[Lines of data]
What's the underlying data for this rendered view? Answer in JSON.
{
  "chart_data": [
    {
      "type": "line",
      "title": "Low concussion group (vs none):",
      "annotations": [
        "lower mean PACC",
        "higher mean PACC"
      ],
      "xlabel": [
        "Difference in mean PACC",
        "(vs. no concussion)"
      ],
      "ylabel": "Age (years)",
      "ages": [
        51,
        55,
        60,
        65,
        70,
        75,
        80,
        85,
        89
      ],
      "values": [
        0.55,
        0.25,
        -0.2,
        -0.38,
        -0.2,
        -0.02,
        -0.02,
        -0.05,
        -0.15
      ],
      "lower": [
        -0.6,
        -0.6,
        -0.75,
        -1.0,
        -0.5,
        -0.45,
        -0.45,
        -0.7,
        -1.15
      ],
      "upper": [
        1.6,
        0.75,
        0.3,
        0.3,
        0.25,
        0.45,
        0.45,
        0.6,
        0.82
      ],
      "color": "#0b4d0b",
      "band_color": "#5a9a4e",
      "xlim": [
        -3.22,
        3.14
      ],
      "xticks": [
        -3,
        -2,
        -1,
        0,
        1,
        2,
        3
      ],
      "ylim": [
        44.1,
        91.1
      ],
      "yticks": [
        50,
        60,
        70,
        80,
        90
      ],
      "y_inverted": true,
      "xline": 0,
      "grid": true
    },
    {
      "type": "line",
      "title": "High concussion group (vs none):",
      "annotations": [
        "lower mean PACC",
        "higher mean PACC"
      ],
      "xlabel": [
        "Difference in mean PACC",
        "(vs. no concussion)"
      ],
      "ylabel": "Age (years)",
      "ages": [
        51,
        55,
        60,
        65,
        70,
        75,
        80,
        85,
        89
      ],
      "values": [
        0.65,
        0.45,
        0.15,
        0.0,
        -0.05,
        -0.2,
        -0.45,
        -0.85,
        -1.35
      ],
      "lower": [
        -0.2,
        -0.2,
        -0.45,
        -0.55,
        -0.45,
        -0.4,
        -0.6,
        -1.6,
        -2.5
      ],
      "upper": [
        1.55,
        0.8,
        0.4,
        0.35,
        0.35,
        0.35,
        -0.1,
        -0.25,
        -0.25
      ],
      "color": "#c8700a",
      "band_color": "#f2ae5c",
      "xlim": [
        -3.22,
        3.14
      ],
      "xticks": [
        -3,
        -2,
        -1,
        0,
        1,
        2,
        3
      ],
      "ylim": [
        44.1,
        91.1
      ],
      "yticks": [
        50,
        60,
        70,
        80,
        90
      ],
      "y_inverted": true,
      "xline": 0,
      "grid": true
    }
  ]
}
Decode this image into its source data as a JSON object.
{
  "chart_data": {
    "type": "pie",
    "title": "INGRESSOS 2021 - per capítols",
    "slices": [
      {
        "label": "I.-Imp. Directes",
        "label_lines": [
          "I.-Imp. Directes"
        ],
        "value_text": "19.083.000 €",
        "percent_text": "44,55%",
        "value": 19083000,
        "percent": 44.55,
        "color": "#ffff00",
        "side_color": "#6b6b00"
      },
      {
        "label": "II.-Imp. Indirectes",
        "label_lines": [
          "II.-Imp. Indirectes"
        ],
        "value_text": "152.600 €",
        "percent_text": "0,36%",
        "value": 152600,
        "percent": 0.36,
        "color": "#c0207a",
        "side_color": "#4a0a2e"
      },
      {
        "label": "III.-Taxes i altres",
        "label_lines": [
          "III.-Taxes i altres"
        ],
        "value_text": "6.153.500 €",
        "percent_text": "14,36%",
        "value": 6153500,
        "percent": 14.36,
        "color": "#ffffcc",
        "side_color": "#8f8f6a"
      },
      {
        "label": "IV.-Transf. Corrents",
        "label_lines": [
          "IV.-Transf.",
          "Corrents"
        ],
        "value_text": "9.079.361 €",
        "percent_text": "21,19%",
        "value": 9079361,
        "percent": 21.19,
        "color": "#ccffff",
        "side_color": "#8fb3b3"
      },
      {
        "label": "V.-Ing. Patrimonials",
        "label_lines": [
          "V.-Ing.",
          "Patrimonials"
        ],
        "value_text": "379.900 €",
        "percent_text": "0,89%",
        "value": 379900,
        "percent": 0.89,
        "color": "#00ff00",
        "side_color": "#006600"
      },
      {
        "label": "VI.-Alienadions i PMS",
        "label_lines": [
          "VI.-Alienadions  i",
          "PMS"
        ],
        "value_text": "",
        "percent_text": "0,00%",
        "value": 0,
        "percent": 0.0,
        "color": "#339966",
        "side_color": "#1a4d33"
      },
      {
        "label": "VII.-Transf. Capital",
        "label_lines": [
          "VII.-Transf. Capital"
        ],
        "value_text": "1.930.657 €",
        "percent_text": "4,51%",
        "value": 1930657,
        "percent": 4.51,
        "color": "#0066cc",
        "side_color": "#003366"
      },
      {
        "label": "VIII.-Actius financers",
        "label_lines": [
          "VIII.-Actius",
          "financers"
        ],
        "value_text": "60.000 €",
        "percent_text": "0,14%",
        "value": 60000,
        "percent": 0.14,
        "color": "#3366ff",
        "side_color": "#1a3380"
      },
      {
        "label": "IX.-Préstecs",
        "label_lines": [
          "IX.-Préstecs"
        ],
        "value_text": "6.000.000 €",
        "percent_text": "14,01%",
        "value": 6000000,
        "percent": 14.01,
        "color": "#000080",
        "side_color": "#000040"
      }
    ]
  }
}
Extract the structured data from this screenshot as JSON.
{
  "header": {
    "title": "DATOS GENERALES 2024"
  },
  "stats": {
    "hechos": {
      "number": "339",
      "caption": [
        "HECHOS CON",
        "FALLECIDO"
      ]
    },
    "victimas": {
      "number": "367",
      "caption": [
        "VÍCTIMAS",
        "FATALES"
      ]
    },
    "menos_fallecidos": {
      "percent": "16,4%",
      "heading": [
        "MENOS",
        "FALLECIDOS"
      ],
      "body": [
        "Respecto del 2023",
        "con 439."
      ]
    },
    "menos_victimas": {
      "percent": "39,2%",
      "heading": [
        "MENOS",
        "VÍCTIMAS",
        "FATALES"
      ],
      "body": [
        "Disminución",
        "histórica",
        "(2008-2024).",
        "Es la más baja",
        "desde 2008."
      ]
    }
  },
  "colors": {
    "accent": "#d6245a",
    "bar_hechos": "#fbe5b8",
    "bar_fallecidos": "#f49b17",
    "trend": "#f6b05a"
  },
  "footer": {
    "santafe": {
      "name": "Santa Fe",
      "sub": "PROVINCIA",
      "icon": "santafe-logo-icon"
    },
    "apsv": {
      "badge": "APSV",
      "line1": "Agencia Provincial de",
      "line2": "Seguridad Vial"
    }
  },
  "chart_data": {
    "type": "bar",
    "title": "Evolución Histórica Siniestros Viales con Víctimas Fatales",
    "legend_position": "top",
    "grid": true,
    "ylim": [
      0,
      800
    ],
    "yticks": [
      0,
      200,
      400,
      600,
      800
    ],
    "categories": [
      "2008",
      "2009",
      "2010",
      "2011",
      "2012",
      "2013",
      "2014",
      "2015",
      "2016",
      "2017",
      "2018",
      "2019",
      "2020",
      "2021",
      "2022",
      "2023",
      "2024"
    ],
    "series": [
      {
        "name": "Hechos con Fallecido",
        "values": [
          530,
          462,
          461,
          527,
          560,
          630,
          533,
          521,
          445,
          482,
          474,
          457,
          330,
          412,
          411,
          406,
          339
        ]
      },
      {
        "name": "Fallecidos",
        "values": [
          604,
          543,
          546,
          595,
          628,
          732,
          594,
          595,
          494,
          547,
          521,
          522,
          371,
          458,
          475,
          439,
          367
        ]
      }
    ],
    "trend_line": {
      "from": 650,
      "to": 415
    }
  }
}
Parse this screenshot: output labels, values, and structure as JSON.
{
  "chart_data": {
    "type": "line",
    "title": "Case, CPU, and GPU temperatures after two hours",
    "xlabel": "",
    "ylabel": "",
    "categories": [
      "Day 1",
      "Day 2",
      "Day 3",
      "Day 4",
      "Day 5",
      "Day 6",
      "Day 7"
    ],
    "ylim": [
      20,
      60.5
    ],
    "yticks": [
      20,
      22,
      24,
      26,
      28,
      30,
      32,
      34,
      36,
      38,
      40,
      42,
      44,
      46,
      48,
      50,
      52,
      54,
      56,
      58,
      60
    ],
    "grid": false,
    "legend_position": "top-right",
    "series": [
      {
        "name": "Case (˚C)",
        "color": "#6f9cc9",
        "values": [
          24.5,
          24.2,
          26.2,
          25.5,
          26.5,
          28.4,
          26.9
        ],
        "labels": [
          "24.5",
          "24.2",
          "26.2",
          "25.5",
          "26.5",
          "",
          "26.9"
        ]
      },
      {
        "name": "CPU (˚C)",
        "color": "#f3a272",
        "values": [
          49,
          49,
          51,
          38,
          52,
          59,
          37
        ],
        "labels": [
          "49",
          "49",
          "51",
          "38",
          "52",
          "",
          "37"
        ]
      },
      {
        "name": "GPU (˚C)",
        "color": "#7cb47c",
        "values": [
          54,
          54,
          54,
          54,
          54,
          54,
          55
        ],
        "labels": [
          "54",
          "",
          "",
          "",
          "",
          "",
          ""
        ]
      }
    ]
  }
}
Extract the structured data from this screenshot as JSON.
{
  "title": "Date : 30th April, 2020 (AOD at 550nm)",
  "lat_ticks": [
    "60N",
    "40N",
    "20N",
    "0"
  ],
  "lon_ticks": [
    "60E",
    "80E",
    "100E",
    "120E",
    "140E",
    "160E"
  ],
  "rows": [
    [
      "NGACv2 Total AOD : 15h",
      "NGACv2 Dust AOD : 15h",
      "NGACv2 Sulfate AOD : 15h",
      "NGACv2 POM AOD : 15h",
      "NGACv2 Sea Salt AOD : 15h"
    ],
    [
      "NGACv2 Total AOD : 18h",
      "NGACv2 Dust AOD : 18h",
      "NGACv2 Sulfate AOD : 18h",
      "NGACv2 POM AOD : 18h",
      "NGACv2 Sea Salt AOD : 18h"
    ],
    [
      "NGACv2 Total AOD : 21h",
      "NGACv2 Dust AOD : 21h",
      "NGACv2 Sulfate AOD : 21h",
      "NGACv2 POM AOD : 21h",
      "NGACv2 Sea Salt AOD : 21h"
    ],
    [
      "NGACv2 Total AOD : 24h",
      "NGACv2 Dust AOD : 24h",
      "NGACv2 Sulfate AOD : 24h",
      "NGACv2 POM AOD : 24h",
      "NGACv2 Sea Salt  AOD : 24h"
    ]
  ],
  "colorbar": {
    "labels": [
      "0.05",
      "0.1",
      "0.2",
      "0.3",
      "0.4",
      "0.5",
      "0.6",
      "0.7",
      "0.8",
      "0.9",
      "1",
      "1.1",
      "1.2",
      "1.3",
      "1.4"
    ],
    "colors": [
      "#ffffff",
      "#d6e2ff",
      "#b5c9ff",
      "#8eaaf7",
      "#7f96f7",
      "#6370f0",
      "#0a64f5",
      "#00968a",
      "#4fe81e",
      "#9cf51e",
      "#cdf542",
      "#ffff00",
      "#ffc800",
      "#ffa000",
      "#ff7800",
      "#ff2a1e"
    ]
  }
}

Do this
Search the entries for the word "Salt", then list each line that holds it.

Completed exercise
      "NGACv2 Sea Salt AOD : 15h"
      "NGACv2 Sea Salt AOD : 18h"
      "NGACv2 Sea Salt AOD : 21h"
      "NGACv2 Sea Salt  AOD : 24h"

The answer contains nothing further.